Work instructions.
Quote the records that follow in full and exactly; leave out the pictures.

Available data.
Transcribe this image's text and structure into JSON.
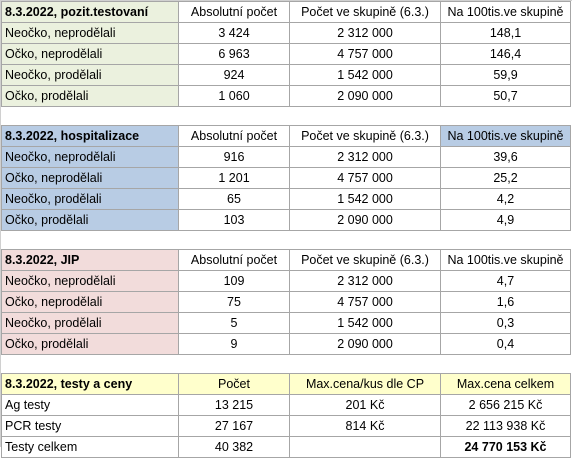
{
  "sections": [
    {
      "title": "8.3.2022, pozit.testovaní",
      "headers": [
        "Absolutní počet",
        "Počet ve skupině (6.3.)",
        "Na 100tis.ve skupině"
      ],
      "rows": [
        [
          "Neočko, neprodělali",
          "3 424",
          "2 312 000",
          "148,1"
        ],
        [
          "Očko, neprodělali",
          "6 963",
          "4 757 000",
          "146,4"
        ],
        [
          "Neočko, prodělali",
          "924",
          "1 542 000",
          "59,9"
        ],
        [
          "Očko, prodělali",
          "1 060",
          "2 090 000",
          "50,7"
        ]
      ]
    },
    {
      "title": "8.3.2022, hospitalizace",
      "headers": [
        "Absolutní počet",
        "Počet ve skupině (6.3.)",
        "Na 100tis.ve skupině"
      ],
      "rows": [
        [
          "Neočko, neprodělali",
          "916",
          "2 312 000",
          "39,6"
        ],
        [
          "Očko, neprodělali",
          "1 201",
          "4 757 000",
          "25,2"
        ],
        [
          "Neočko, prodělali",
          "65",
          "1 542 000",
          "4,2"
        ],
        [
          "Očko, prodělali",
          "103",
          "2 090 000",
          "4,9"
        ]
      ]
    },
    {
      "title": "8.3.2022, JIP",
      "headers": [
        "Absolutní počet",
        "Počet ve skupině (6.3.)",
        "Na 100tis.ve skupině"
      ],
      "rows": [
        [
          "Neočko, neprodělali",
          "109",
          "2 312 000",
          "4,7"
        ],
        [
          "Očko, neprodělali",
          "75",
          "4 757 000",
          "1,6"
        ],
        [
          "Neočko, prodělali",
          "5",
          "1 542 000",
          "0,3"
        ],
        [
          "Očko, prodělali",
          "9",
          "2 090 000",
          "0,4"
        ]
      ]
    },
    {
      "title": "8.3.2022, testy a ceny",
      "headers": [
        "Počet",
        "Max.cena/kus dle CP",
        "Max.cena celkem"
      ],
      "rows": [
        [
          "Ag testy",
          "13 215",
          "201 Kč",
          "2 656 215 Kč"
        ],
        [
          "PCR testy",
          "27 167",
          "814 Kč",
          "22 113 938 Kč"
        ],
        [
          "Testy celkem",
          "40 382",
          "",
          "24 770 153 Kč"
        ]
      ]
    }
  ],
  "colors": {
    "green": "#ebf1de",
    "blue": "#b8cce4",
    "pink": "#f2dcdb",
    "yellow": "#ffffcc"
  }
}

Worked solution.
Transcribe this image's text and structure into JSON.
{
  "sections": [
    {
      "title": "8.3.2022, pozit.testovaní",
      "headers": [
        "Absolutní počet",
        "Počet ve skupině (6.3.)",
        "Na 100tis.ve skupině"
      ],
      "rows": [
        [
          "Neočko, neprodělali",
          "3 424",
          "2 312 000",
          "148,1"
        ],
        [
          "Očko, neprodělali",
          "6 963",
          "4 757 000",
          "146,4"
        ],
        [
          "Neočko, prodělali",
          "924",
          "1 542 000",
          "59,9"
        ],
        [
          "Očko, prodělali",
          "1 060",
          "2 090 000",
          "50,7"
        ]
      ]
    },
    {
      "title": "8.3.2022, hospitalizace",
      "headers": [
        "Absolutní počet",
        "Počet ve skupině (6.3.)",
        "Na 100tis.ve skupině"
      ],
      "rows": [
        [
          "Neočko, neprodělali",
          "916",
          "2 312 000",
          "39,6"
        ],
        [
          "Očko, neprodělali",
          "1 201",
          "4 757 000",
          "25,2"
        ],
        [
          "Neočko, prodělali",
          "65",
          "1 542 000",
          "4,2"
        ],
        [
          "Očko, prodělali",
          "103",
          "2 090 000",
          "4,9"
        ]
      ]
    },
    {
      "title": "8.3.2022, JIP",
      "headers": [
        "Absolutní počet",
        "Počet ve skupině (6.3.)",
        "Na 100tis.ve skupině"
      ],
      "rows": [
        [
          "Neočko, neprodělali",
          "109",
          "2 312 000",
          "4,7"
        ],
        [
          "Očko, neprodělali",
          "75",
          "4 757 000",
          "1,6"
        ],
        [
          "Neočko, prodělali",
          "5",
          "1 542 000",
          "0,3"
        ],
        [
          "Očko, prodělali",
          "9",
          "2 090 000",
          "0,4"
        ]
      ]
    },
    {
      "title": "8.3.2022, testy a ceny",
      "headers": [
        "Počet",
        "Max.cena/kus dle CP",
        "Max.cena celkem"
      ],
      "rows": [
        [
          "Ag testy",
          "13 215",
          "201 Kč",
          "2 656 215 Kč"
        ],
        [
          "PCR testy",
          "27 167",
          "814 Kč",
          "22 113 938 Kč"
        ],
        [
          "Testy celkem",
          "40 382",
          "",
          "24 770 153 Kč"
        ]
      ]
    }
  ],
  "colors": {
    "green": "#ebf1de",
    "blue": "#b8cce4",
    "pink": "#f2dcdb",
    "yellow": "#ffffcc"
  }
}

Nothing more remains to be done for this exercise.